> _Direction_: Where does the string "nlän" appear? Copy every line of the entries below that holds it.

▬▬▬▬▬▬▬▬▬▬

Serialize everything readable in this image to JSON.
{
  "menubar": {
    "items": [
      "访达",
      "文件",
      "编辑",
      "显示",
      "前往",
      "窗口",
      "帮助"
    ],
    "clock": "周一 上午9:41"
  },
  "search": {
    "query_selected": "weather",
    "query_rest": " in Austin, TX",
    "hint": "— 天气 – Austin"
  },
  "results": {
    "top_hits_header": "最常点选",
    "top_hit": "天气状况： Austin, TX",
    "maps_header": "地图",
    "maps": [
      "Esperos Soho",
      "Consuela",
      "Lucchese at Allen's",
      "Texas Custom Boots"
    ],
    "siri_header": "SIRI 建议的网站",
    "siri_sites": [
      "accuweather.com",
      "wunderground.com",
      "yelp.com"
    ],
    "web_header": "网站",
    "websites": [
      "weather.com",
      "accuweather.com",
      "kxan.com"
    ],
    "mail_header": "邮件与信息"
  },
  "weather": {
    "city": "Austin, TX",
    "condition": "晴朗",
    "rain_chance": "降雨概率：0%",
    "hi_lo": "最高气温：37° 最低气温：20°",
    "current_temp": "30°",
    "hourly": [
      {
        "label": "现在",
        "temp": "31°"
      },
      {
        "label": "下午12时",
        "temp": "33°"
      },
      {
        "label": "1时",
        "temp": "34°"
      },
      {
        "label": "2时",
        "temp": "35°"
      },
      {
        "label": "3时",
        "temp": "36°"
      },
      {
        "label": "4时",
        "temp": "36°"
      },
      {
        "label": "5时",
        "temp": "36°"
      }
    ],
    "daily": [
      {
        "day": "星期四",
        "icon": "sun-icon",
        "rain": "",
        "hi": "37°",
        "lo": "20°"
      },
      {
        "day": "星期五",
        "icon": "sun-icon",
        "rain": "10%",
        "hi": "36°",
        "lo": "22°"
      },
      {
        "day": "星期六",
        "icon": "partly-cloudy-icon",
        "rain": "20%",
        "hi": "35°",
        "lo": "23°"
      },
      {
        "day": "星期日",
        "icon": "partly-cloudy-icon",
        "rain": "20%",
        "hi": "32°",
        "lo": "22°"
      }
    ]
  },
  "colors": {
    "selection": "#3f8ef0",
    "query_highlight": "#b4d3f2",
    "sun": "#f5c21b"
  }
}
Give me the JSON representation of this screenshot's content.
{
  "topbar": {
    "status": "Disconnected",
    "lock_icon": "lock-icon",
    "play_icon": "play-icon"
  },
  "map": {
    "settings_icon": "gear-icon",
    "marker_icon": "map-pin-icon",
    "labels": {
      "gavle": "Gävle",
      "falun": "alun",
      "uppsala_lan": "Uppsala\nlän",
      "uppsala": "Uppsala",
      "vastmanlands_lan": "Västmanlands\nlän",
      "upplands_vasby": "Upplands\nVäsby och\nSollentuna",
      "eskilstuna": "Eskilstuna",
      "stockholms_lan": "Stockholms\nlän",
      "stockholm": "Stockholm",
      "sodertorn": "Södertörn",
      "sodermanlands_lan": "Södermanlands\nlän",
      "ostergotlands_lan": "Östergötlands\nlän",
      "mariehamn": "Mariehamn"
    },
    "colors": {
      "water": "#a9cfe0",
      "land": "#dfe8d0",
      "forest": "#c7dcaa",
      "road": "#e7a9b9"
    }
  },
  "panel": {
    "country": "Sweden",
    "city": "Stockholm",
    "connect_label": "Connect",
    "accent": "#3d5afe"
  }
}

▬▬▬▬▬▬▬▬▬▬

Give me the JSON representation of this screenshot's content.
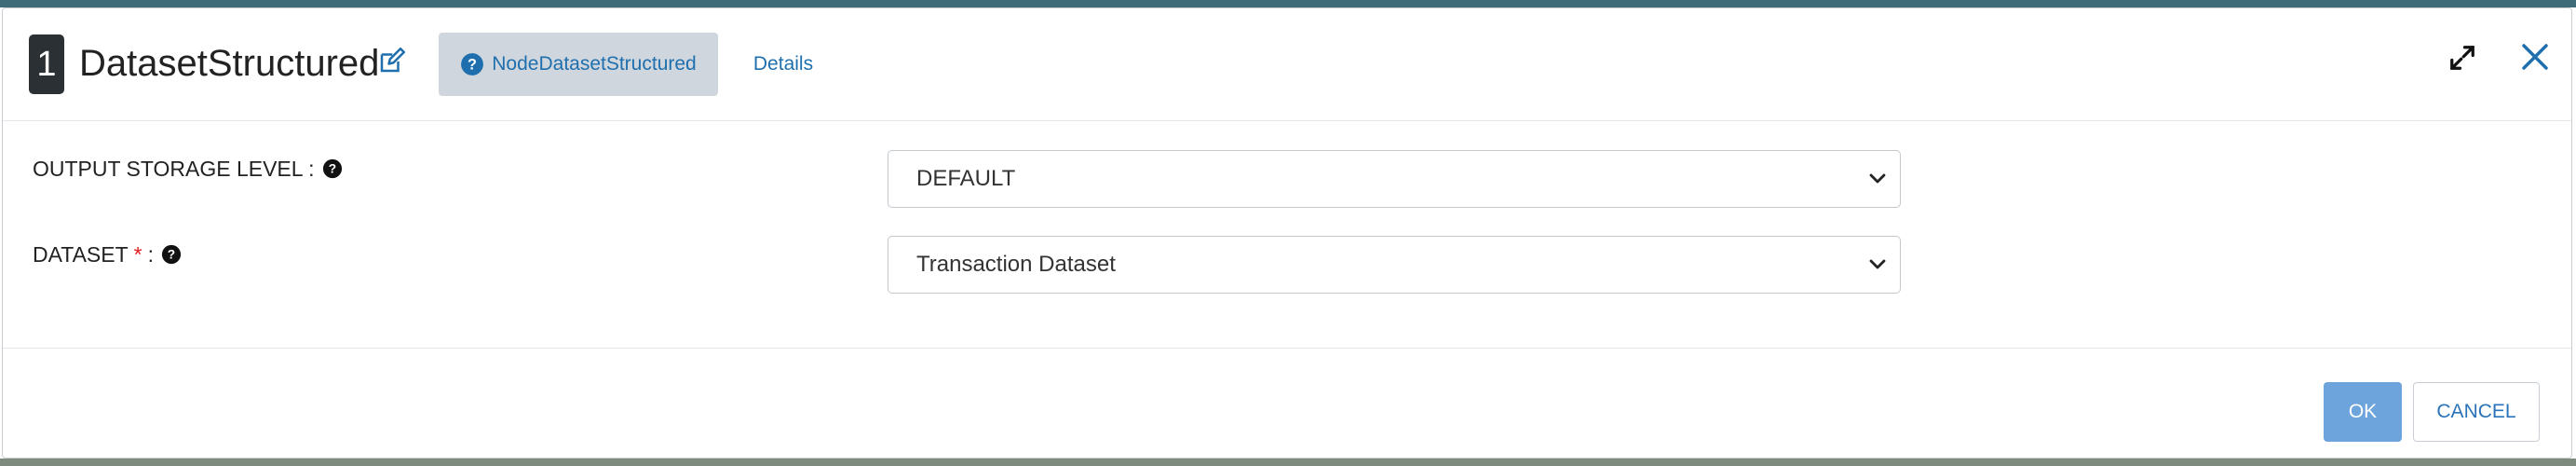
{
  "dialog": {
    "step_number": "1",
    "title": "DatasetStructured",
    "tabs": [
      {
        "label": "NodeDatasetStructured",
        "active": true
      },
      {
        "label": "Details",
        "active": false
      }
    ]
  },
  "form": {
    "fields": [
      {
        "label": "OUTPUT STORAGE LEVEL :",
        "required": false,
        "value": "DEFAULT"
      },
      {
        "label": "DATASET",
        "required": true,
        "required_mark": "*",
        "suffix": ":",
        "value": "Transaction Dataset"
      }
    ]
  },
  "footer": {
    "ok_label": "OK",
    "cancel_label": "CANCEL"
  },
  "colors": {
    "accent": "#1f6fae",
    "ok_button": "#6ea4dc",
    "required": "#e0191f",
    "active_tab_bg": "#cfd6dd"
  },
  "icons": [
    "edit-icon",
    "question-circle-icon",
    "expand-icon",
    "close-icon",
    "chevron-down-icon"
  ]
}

▬▬▬▬▬▬▬▬▬▬

> _Reply_:
      "uppsala_lan": "Uppsala\nlän",
      "vastmanlands_lan": "Västmanlands\nlän",
      "stockholms_lan": "Stockholms\nlän",
      "sodermanlands_lan": "Södermanlands\nlän",
      "ostergotlands_lan": "Östergötlands\nlän",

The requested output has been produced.